What to do = Output all the material that follows, exactly as given.

○ ○ ○ ○ ○

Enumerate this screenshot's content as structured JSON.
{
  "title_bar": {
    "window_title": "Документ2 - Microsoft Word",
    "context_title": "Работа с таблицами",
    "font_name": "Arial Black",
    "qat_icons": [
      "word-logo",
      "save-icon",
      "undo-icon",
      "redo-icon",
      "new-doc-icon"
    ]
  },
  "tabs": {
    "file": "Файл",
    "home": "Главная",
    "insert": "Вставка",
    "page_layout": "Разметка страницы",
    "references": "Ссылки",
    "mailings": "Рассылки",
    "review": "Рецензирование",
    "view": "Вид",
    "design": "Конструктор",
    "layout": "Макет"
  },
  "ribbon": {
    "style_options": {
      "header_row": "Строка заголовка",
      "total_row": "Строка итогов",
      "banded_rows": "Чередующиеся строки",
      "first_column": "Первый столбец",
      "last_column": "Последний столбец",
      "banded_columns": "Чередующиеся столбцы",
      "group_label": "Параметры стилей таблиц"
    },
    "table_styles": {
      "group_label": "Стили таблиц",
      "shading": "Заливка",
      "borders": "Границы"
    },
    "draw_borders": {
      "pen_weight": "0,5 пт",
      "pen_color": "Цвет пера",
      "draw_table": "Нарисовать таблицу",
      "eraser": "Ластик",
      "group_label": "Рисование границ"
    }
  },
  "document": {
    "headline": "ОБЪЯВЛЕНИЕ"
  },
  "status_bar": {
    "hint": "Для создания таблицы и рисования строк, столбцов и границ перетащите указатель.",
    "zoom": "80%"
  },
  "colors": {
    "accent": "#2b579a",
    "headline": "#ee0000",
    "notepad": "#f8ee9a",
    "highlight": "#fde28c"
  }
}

○ ○ ○ ○ ○

Written answer =
Enumerate this screenshot's content as structured JSON.
{
  "title_bar": {
    "window_title": "Документ2 - Microsoft Word",
    "context_title": "Работа с таблицами",
    "font_name": "Arial Black",
    "qat_icons": [
      "word-logo",
      "save-icon",
      "undo-icon",
      "redo-icon",
      "new-doc-icon"
    ]
  },
  "tabs": {
    "file": "Файл",
    "home": "Главная",
    "insert": "Вставка",
    "page_layout": "Разметка страницы",
    "references": "Ссылки",
    "mailings": "Рассылки",
    "review": "Рецензирование",
    "view": "Вид",
    "design": "Конструктор",
    "layout": "Макет"
  },
  "ribbon": {
    "style_options": {
      "header_row": "Строка заголовка",
      "total_row": "Строка итогов",
      "banded_rows": "Чередующиеся строки",
      "first_column": "Первый столбец",
      "last_column": "Последний столбец",
      "banded_columns": "Чередующиеся столбцы",
      "group_label": "Параметры стилей таблиц"
    },
    "table_styles": {
      "group_label": "Стили таблиц",
      "shading": "Заливка",
      "borders": "Границы"
    },
    "draw_borders": {
      "pen_weight": "0,5 пт",
      "pen_color": "Цвет пера",
      "draw_table": "Нарисовать таблицу",
      "eraser": "Ластик",
      "group_label": "Рисование границ"
    }
  },
  "document": {
    "headline": "ОБЪЯВЛЕНИЕ"
  },
  "status_bar": {
    "hint": "Для создания таблицы и рисования строк, столбцов и границ перетащите указатель.",
    "zoom": "80%"
  },
  "colors": {
    "accent": "#2b579a",
    "headline": "#ee0000",
    "notepad": "#f8ee9a",
    "highlight": "#fde28c"
  }
}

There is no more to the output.